» Brief
Copy out all the records, word for word.

** START Source material **

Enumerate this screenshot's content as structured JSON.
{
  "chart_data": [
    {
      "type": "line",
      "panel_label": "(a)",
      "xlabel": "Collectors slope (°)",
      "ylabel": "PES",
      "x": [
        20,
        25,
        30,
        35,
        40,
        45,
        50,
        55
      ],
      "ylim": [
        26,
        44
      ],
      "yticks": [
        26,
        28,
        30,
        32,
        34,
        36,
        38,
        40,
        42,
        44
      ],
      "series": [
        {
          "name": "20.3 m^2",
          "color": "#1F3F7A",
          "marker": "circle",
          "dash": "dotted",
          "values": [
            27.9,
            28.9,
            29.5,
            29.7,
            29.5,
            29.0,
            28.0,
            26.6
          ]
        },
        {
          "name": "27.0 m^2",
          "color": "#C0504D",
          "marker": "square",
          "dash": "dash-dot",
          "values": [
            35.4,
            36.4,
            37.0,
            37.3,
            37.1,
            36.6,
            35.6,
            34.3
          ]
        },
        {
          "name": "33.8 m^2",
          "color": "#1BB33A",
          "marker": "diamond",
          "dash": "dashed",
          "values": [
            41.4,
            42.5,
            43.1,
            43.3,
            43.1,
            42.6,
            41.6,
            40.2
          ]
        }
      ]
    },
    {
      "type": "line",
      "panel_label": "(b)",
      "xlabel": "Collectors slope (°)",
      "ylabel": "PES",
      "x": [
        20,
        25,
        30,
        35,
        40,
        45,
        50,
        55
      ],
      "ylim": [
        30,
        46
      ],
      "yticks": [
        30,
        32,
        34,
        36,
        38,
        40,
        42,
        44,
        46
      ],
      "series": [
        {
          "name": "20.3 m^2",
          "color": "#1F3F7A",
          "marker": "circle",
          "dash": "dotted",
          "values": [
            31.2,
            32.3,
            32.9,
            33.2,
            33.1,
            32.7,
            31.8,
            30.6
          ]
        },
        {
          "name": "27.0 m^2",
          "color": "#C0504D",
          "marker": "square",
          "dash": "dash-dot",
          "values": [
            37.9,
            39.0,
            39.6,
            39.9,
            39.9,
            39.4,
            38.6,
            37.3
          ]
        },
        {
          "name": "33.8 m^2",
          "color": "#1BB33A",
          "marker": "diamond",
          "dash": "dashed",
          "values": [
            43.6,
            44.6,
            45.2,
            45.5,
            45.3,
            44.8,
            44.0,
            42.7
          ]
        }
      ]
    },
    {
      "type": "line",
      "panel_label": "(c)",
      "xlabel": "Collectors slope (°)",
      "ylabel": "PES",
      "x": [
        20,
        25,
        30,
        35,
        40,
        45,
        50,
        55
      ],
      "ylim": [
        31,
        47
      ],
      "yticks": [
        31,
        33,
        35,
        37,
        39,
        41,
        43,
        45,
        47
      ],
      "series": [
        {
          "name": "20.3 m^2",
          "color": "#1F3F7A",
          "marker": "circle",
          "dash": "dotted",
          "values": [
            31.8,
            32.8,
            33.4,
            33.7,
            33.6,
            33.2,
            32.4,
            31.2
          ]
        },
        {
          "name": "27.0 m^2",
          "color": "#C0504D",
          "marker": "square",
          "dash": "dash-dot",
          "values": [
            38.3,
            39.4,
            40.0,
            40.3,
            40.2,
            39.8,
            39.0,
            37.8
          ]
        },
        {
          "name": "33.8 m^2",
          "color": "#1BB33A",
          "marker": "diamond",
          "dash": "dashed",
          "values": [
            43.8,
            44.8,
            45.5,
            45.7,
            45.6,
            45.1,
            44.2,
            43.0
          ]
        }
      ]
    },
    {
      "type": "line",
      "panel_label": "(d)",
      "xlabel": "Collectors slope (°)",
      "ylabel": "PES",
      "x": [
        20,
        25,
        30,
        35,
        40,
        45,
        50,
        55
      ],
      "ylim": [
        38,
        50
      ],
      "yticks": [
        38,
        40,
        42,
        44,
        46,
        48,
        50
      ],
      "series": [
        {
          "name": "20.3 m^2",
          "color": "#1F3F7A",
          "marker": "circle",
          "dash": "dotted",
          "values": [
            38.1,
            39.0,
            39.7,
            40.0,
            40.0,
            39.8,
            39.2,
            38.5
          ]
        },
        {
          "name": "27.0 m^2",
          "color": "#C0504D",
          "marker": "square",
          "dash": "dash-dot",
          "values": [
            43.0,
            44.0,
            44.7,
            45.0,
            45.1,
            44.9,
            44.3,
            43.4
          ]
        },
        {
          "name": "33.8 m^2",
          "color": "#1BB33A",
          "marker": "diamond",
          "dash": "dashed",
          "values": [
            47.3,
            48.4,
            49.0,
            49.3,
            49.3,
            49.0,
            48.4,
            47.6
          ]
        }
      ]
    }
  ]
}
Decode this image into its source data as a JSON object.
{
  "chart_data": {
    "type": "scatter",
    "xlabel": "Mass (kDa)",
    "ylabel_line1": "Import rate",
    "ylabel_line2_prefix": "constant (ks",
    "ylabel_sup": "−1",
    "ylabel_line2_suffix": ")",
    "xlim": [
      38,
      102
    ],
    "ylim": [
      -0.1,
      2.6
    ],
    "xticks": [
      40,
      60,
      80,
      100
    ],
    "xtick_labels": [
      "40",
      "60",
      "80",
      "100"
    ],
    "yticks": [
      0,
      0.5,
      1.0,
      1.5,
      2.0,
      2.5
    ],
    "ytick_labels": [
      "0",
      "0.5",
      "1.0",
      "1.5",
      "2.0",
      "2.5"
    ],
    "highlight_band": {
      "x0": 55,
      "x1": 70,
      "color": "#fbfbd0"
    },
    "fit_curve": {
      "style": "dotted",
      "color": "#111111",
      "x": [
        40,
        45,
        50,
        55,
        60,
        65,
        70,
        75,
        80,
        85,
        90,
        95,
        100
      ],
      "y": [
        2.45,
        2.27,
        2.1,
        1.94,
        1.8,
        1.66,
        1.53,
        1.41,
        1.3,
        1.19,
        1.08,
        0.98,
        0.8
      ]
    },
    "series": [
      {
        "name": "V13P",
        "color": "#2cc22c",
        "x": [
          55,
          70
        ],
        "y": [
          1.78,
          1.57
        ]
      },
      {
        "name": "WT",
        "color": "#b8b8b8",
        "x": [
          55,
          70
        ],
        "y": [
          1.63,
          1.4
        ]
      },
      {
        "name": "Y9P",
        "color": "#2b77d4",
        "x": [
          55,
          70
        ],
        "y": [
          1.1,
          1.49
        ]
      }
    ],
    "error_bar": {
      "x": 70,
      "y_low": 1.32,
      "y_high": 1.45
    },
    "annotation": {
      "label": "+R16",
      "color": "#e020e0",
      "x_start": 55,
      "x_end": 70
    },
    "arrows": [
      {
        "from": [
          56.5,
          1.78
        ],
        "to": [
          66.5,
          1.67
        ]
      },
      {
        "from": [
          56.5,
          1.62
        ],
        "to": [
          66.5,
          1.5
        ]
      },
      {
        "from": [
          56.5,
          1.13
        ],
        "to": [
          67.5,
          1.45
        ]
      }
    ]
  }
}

** END Source material **

» Problem solution
Enumerate this screenshot's content as structured JSON.
{
  "chart_data": [
    {
      "type": "line",
      "panel_label": "(a)",
      "xlabel": "Collectors slope (°)",
      "ylabel": "PES",
      "x": [
        20,
        25,
        30,
        35,
        40,
        45,
        50,
        55
      ],
      "ylim": [
        26,
        44
      ],
      "yticks": [
        26,
        28,
        30,
        32,
        34,
        36,
        38,
        40,
        42,
        44
      ],
      "series": [
        {
          "name": "20.3 m^2",
          "color": "#1F3F7A",
          "marker": "circle",
          "dash": "dotted",
          "values": [
            27.9,
            28.9,
            29.5,
            29.7,
            29.5,
            29.0,
            28.0,
            26.6
          ]
        },
        {
          "name": "27.0 m^2",
          "color": "#C0504D",
          "marker": "square",
          "dash": "dash-dot",
          "values": [
            35.4,
            36.4,
            37.0,
            37.3,
            37.1,
            36.6,
            35.6,
            34.3
          ]
        },
        {
          "name": "33.8 m^2",
          "color": "#1BB33A",
          "marker": "diamond",
          "dash": "dashed",
          "values": [
            41.4,
            42.5,
            43.1,
            43.3,
            43.1,
            42.6,
            41.6,
            40.2
          ]
        }
      ]
    },
    {
      "type": "line",
      "panel_label": "(b)",
      "xlabel": "Collectors slope (°)",
      "ylabel": "PES",
      "x": [
        20,
        25,
        30,
        35,
        40,
        45,
        50,
        55
      ],
      "ylim": [
        30,
        46
      ],
      "yticks": [
        30,
        32,
        34,
        36,
        38,
        40,
        42,
        44,
        46
      ],
      "series": [
        {
          "name": "20.3 m^2",
          "color": "#1F3F7A",
          "marker": "circle",
          "dash": "dotted",
          "values": [
            31.2,
            32.3,
            32.9,
            33.2,
            33.1,
            32.7,
            31.8,
            30.6
          ]
        },
        {
          "name": "27.0 m^2",
          "color": "#C0504D",
          "marker": "square",
          "dash": "dash-dot",
          "values": [
            37.9,
            39.0,
            39.6,
            39.9,
            39.9,
            39.4,
            38.6,
            37.3
          ]
        },
        {
          "name": "33.8 m^2",
          "color": "#1BB33A",
          "marker": "diamond",
          "dash": "dashed",
          "values": [
            43.6,
            44.6,
            45.2,
            45.5,
            45.3,
            44.8,
            44.0,
            42.7
          ]
        }
      ]
    },
    {
      "type": "line",
      "panel_label": "(c)",
      "xlabel": "Collectors slope (°)",
      "ylabel": "PES",
      "x": [
        20,
        25,
        30,
        35,
        40,
        45,
        50,
        55
      ],
      "ylim": [
        31,
        47
      ],
      "yticks": [
        31,
        33,
        35,
        37,
        39,
        41,
        43,
        45,
        47
      ],
      "series": [
        {
          "name": "20.3 m^2",
          "color": "#1F3F7A",
          "marker": "circle",
          "dash": "dotted",
          "values": [
            31.8,
            32.8,
            33.4,
            33.7,
            33.6,
            33.2,
            32.4,
            31.2
          ]
        },
        {
          "name": "27.0 m^2",
          "color": "#C0504D",
          "marker": "square",
          "dash": "dash-dot",
          "values": [
            38.3,
            39.4,
            40.0,
            40.3,
            40.2,
            39.8,
            39.0,
            37.8
          ]
        },
        {
          "name": "33.8 m^2",
          "color": "#1BB33A",
          "marker": "diamond",
          "dash": "dashed",
          "values": [
            43.8,
            44.8,
            45.5,
            45.7,
            45.6,
            45.1,
            44.2,
            43.0
          ]
        }
      ]
    },
    {
      "type": "line",
      "panel_label": "(d)",
      "xlabel": "Collectors slope (°)",
      "ylabel": "PES",
      "x": [
        20,
        25,
        30,
        35,
        40,
        45,
        50,
        55
      ],
      "ylim": [
        38,
        50
      ],
      "yticks": [
        38,
        40,
        42,
        44,
        46,
        48,
        50
      ],
      "series": [
        {
          "name": "20.3 m^2",
          "color": "#1F3F7A",
          "marker": "circle",
          "dash": "dotted",
          "values": [
            38.1,
            39.0,
            39.7,
            40.0,
            40.0,
            39.8,
            39.2,
            38.5
          ]
        },
        {
          "name": "27.0 m^2",
          "color": "#C0504D",
          "marker": "square",
          "dash": "dash-dot",
          "values": [
            43.0,
            44.0,
            44.7,
            45.0,
            45.1,
            44.9,
            44.3,
            43.4
          ]
        },
        {
          "name": "33.8 m^2",
          "color": "#1BB33A",
          "marker": "diamond",
          "dash": "dashed",
          "values": [
            47.3,
            48.4,
            49.0,
            49.3,
            49.3,
            49.0,
            48.4,
            47.6
          ]
        }
      ]
    }
  ]
}
Decode this image into its source data as a JSON object.
{
  "chart_data": {
    "type": "scatter",
    "xlabel": "Mass (kDa)",
    "ylabel_line1": "Import rate",
    "ylabel_line2_prefix": "constant (ks",
    "ylabel_sup": "−1",
    "ylabel_line2_suffix": ")",
    "xlim": [
      38,
      102
    ],
    "ylim": [
      -0.1,
      2.6
    ],
    "xticks": [
      40,
      60,
      80,
      100
    ],
    "xtick_labels": [
      "40",
      "60",
      "80",
      "100"
    ],
    "yticks": [
      0,
      0.5,
      1.0,
      1.5,
      2.0,
      2.5
    ],
    "ytick_labels": [
      "0",
      "0.5",
      "1.0",
      "1.5",
      "2.0",
      "2.5"
    ],
    "highlight_band": {
      "x0": 55,
      "x1": 70,
      "color": "#fbfbd0"
    },
    "fit_curve": {
      "style": "dotted",
      "color": "#111111",
      "x": [
        40,
        45,
        50,
        55,
        60,
        65,
        70,
        75,
        80,
        85,
        90,
        95,
        100
      ],
      "y": [
        2.45,
        2.27,
        2.1,
        1.94,
        1.8,
        1.66,
        1.53,
        1.41,
        1.3,
        1.19,
        1.08,
        0.98,
        0.8
      ]
    },
    "series": [
      {
        "name": "V13P",
        "color": "#2cc22c",
        "x": [
          55,
          70
        ],
        "y": [
          1.78,
          1.57
        ]
      },
      {
        "name": "WT",
        "color": "#b8b8b8",
        "x": [
          55,
          70
        ],
        "y": [
          1.63,
          1.4
        ]
      },
      {
        "name": "Y9P",
        "color": "#2b77d4",
        "x": [
          55,
          70
        ],
        "y": [
          1.1,
          1.49
        ]
      }
    ],
    "error_bar": {
      "x": 70,
      "y_low": 1.32,
      "y_high": 1.45
    },
    "annotation": {
      "label": "+R16",
      "color": "#e020e0",
      "x_start": 55,
      "x_end": 70
    },
    "arrows": [
      {
        "from": [
          56.5,
          1.78
        ],
        "to": [
          66.5,
          1.67
        ]
      },
      {
        "from": [
          56.5,
          1.62
        ],
        "to": [
          66.5,
          1.5
        ]
      },
      {
        "from": [
          56.5,
          1.13
        ],
        "to": [
          67.5,
          1.45
        ]
      }
    ]
  }
}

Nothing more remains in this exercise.